### Task directions
Your task is to repeat all of the material exactly.
---*---
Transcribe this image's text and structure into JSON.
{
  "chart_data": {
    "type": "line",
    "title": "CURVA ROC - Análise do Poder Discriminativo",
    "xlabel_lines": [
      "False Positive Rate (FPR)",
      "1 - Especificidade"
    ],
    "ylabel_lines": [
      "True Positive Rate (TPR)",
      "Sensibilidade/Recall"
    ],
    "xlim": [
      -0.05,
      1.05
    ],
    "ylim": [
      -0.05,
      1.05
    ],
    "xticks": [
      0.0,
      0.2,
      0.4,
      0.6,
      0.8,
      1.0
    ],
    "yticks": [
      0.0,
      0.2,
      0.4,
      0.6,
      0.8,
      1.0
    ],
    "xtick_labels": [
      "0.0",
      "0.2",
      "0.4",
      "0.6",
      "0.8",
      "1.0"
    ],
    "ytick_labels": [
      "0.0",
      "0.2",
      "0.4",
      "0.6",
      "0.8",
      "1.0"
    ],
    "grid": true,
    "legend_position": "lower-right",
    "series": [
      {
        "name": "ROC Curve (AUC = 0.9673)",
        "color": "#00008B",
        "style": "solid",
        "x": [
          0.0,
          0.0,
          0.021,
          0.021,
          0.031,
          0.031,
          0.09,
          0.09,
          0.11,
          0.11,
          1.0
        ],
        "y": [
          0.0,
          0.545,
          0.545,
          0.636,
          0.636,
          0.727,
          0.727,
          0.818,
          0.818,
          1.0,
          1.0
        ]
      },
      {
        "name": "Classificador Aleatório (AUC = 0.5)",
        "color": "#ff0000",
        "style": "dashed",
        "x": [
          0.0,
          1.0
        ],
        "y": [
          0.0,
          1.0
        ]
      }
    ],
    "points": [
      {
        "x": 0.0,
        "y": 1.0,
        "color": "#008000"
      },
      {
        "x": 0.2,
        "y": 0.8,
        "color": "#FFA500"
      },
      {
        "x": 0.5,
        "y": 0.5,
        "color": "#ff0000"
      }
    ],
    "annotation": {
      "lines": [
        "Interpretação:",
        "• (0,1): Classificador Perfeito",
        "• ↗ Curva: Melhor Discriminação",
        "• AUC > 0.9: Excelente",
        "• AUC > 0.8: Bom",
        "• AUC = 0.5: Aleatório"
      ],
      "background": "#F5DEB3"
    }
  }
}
---*---
### Written solution
Transcribe this image's text and structure into JSON.
{
  "chart_data": {
    "type": "line",
    "title": "CURVA ROC - Análise do Poder Discriminativo",
    "xlabel_lines": [
      "False Positive Rate (FPR)",
      "1 - Especificidade"
    ],
    "ylabel_lines": [
      "True Positive Rate (TPR)",
      "Sensibilidade/Recall"
    ],
    "xlim": [
      -0.05,
      1.05
    ],
    "ylim": [
      -0.05,
      1.05
    ],
    "xticks": [
      0.0,
      0.2,
      0.4,
      0.6,
      0.8,
      1.0
    ],
    "yticks": [
      0.0,
      0.2,
      0.4,
      0.6,
      0.8,
      1.0
    ],
    "xtick_labels": [
      "0.0",
      "0.2",
      "0.4",
      "0.6",
      "0.8",
      "1.0"
    ],
    "ytick_labels": [
      "0.0",
      "0.2",
      "0.4",
      "0.6",
      "0.8",
      "1.0"
    ],
    "grid": true,
    "legend_position": "lower-right",
    "series": [
      {
        "name": "ROC Curve (AUC = 0.9673)",
        "color": "#00008B",
        "style": "solid",
        "x": [
          0.0,
          0.0,
          0.021,
          0.021,
          0.031,
          0.031,
          0.09,
          0.09,
          0.11,
          0.11,
          1.0
        ],
        "y": [
          0.0,
          0.545,
          0.545,
          0.636,
          0.636,
          0.727,
          0.727,
          0.818,
          0.818,
          1.0,
          1.0
        ]
      },
      {
        "name": "Classificador Aleatório (AUC = 0.5)",
        "color": "#ff0000",
        "style": "dashed",
        "x": [
          0.0,
          1.0
        ],
        "y": [
          0.0,
          1.0
        ]
      }
    ],
    "points": [
      {
        "x": 0.0,
        "y": 1.0,
        "color": "#008000"
      },
      {
        "x": 0.2,
        "y": 0.8,
        "color": "#FFA500"
      },
      {
        "x": 0.5,
        "y": 0.5,
        "color": "#ff0000"
      }
    ],
    "annotation": {
      "lines": [
        "Interpretação:",
        "• (0,1): Classificador Perfeito",
        "• ↗ Curva: Melhor Discriminação",
        "• AUC > 0.9: Excelente",
        "• AUC > 0.8: Bom",
        "• AUC = 0.5: Aleatório"
      ],
      "background": "#F5DEB3"
    }
  }
}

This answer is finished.